> **WHAT THE EXERCISE ASKS**
Reproduce the listing word for word. Skip any image.

[Excerpt from a dataset]
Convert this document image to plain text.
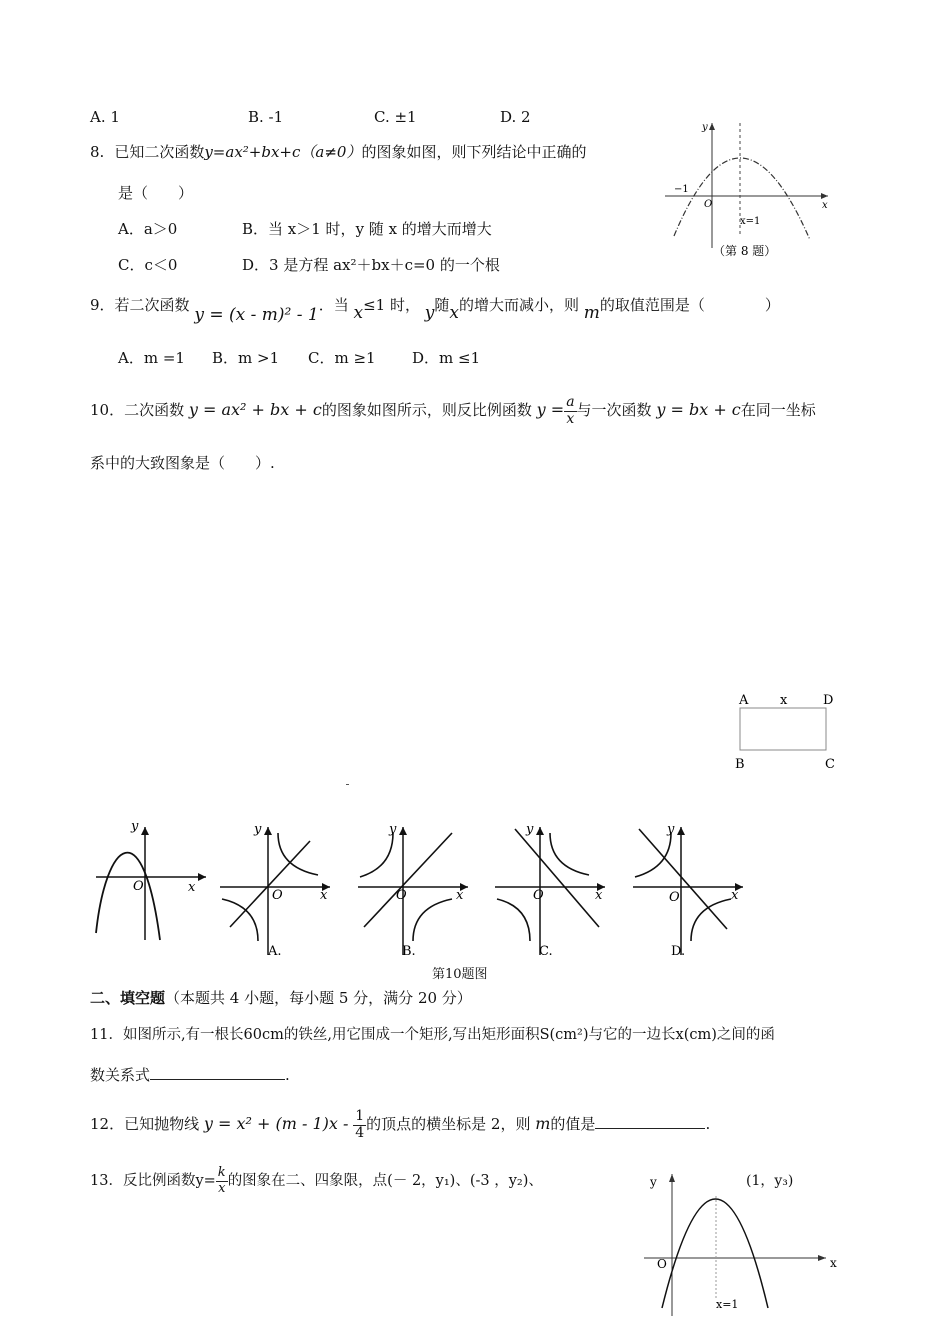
A. 1	B. -1	C. ±1	D. 2
8. 已知二次函数y=ax²+bx+c（a≠0）的图象如图，则下列结论中正确的
是（　　）
A．a＞0	B．当 x＞1 时，y 随 x 的增大而增大
C．c＜0	D．3 是方程 ax²＋bx＋c=0 的一个根
y
x
O
−1
x=1
（第 8 题）
9．若二次函数 y = (x - m)² - 1．当 x≤1 时， y随x的增大而减小，则 m的取值范围是（　　　　）
A．m =1 B．m >1 C．m ≥1 D．m ≤1
10．二次函数 y = ax² + bx + c的图象如图所示，则反比例函数 $y = \frac{a}{x}$ 与一次函数 y = bx + c在同一坐标
系中的大致图象是（　　）.
A x	D
B	C
y
x
O
y
x
O
A.
y
x
O
B.
y
x
O
C.
y
x
O
D.
第10题图
二、填空题（本题共 4 小题，每小题 5 分，满分 20 分）
11．如图所示,有一根长60cm的铁丝,用它围成一个矩形,写出矩形面积S(cm²)与它的一边长x(cm)之间的函
数关系式	.
12．已知抛物线 $y = x^2 + (m - 1)x - \frac{1}{4}$ 的顶点的横坐标是 2，则 m的值是	.
13．反比例函数$y= \frac{k}{x}$ 的图象在二、四象限，点(－ 2，y₁)、(-3 ，y₂)、	(1，y₃)
y
x
O
x=1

> **ANSWER FOR THIS EXERCISE**
Convert this document image to plain text.
A. 1	B. -1	C. ±1	D. 2
8. 已知二次函数y=ax²+bx+c（a≠0）的图象如图，则下列结论中正确的
是（　　）
A．a＞0	B．当 x＞1 时，y 随 x 的增大而增大
C．c＜0	D．3 是方程 ax²＋bx＋c=0 的一个根
y
x
O
−1
x=1
（第 8 题）
9．若二次函数 y = (x - m)² - 1．当 x≤1 时， y随x的增大而减小，则 m的取值范围是（　　　　）
A．m =1 B．m >1 C．m ≥1 D．m ≤1
10．二次函数 y = ax² + bx + c的图象如图所示，则反比例函数 $y = \frac{a}{x}$ 与一次函数 y = bx + c在同一坐标
系中的大致图象是（　　）.
A x	D
B	C
y
x
O
y
x
O
A.
y
x
O
B.
y
x
O
C.
y
x
O
D.
第10题图
二、填空题（本题共 4 小题，每小题 5 分，满分 20 分）
11．如图所示,有一根长60cm的铁丝,用它围成一个矩形,写出矩形面积S(cm²)与它的一边长x(cm)之间的函
数关系式	.
12．已知抛物线 $y = x^2 + (m - 1)x - \frac{1}{4}$ 的顶点的横坐标是 2，则 m的值是	.
13．反比例函数$y= \frac{k}{x}$ 的图象在二、四象限，点(－ 2，y₁)、(-3 ，y₂)、	(1，y₃)
y
x
O
x=1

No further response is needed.